··· MATERIAL PROVIDED ···

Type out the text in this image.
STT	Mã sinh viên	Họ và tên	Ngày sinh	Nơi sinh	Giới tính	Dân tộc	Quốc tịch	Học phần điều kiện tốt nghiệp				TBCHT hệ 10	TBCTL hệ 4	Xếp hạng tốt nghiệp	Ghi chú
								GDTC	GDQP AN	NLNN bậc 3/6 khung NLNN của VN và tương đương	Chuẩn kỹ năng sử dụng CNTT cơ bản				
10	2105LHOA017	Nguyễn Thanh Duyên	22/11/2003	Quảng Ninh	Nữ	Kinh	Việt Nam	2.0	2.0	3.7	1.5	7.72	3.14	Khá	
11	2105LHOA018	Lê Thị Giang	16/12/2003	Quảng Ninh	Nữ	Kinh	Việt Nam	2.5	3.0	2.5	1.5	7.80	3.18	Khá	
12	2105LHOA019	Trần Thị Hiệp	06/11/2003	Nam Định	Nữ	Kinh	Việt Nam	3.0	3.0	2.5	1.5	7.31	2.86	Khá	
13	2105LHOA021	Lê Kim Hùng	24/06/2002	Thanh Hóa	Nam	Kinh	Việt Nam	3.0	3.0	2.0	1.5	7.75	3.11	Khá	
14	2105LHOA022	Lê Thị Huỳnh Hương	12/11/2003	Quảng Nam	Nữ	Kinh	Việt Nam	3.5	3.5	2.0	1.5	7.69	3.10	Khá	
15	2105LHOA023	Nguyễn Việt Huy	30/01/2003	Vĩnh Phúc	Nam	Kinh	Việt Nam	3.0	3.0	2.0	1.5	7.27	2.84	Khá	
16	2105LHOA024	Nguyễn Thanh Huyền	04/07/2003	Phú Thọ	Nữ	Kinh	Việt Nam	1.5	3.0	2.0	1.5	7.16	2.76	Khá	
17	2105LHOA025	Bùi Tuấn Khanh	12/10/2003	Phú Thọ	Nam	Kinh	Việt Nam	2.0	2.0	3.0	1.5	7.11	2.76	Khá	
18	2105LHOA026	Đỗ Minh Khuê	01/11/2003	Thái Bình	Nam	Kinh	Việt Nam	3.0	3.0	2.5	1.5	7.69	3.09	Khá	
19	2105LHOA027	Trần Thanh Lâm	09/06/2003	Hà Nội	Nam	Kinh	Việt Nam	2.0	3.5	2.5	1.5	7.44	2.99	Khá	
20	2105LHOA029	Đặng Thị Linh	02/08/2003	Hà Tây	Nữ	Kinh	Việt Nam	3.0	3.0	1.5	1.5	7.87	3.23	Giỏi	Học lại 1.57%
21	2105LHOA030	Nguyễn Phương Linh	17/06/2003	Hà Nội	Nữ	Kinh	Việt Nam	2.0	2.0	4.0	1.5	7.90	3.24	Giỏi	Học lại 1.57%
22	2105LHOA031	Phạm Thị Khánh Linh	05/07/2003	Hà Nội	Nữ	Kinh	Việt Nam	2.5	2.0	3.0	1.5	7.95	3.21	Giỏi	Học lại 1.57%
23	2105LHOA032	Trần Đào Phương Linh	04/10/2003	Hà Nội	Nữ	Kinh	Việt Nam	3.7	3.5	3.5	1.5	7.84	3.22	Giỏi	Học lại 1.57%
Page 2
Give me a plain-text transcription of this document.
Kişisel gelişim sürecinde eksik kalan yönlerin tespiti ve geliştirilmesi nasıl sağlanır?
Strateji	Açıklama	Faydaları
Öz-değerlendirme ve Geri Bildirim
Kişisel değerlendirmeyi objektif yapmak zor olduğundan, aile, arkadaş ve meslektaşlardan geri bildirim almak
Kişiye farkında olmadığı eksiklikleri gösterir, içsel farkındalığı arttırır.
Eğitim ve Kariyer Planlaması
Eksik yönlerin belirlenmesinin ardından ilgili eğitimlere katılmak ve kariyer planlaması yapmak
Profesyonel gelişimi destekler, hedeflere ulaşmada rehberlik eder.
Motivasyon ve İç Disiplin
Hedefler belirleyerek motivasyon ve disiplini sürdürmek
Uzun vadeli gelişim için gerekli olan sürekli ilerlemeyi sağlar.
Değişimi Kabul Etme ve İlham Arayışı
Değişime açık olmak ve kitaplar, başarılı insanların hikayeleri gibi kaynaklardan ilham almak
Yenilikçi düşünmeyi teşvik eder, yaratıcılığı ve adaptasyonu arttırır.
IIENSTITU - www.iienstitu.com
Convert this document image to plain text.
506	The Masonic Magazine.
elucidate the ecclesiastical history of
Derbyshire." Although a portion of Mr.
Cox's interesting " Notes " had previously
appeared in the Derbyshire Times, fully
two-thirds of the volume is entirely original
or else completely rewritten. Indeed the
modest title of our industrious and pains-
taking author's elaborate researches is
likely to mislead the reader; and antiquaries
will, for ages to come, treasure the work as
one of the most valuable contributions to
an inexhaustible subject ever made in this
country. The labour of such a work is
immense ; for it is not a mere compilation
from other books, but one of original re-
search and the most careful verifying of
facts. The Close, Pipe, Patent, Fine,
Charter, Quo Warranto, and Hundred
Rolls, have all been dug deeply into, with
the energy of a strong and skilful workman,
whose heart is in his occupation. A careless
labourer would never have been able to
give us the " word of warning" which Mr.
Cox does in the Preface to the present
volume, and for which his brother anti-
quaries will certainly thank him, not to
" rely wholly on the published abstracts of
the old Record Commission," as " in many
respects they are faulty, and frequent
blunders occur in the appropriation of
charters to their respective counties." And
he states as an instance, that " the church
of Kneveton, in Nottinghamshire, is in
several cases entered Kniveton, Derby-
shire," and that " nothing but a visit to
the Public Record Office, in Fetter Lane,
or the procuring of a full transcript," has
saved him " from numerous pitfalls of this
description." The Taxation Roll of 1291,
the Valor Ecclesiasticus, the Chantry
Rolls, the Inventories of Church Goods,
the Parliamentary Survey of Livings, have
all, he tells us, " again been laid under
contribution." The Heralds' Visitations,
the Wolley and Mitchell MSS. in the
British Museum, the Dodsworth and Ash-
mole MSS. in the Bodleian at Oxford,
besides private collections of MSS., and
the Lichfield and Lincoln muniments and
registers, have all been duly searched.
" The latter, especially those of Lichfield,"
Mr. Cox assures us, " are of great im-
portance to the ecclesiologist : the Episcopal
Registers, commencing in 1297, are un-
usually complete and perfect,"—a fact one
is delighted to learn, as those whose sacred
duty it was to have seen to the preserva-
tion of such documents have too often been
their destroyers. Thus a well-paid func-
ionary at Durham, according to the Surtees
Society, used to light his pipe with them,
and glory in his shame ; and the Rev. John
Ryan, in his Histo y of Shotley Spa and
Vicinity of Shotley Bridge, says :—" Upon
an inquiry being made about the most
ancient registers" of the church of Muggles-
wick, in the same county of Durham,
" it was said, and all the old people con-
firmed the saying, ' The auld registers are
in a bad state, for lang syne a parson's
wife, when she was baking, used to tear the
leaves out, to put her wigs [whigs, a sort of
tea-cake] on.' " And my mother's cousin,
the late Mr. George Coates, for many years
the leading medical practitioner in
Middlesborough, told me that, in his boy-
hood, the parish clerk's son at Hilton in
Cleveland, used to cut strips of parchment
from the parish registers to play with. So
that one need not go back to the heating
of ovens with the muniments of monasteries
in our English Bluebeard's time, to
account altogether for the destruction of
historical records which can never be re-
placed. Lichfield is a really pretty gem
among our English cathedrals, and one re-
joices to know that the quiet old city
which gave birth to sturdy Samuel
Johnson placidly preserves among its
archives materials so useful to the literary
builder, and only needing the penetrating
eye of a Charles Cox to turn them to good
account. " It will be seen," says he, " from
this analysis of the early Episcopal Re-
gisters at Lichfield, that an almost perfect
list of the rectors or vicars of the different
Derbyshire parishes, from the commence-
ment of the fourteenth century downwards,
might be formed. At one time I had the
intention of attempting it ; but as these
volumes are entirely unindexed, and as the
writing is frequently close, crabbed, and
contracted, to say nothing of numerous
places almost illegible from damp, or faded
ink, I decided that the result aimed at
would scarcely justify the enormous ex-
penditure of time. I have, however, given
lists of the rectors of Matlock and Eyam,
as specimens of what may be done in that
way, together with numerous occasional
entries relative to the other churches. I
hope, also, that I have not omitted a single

···

> EXERCISE PROMPT
Copy and report every line where the word "original" is present.

> THE RESPONSE
two-thirds of the volume is entirely original
from other books, but one of original re-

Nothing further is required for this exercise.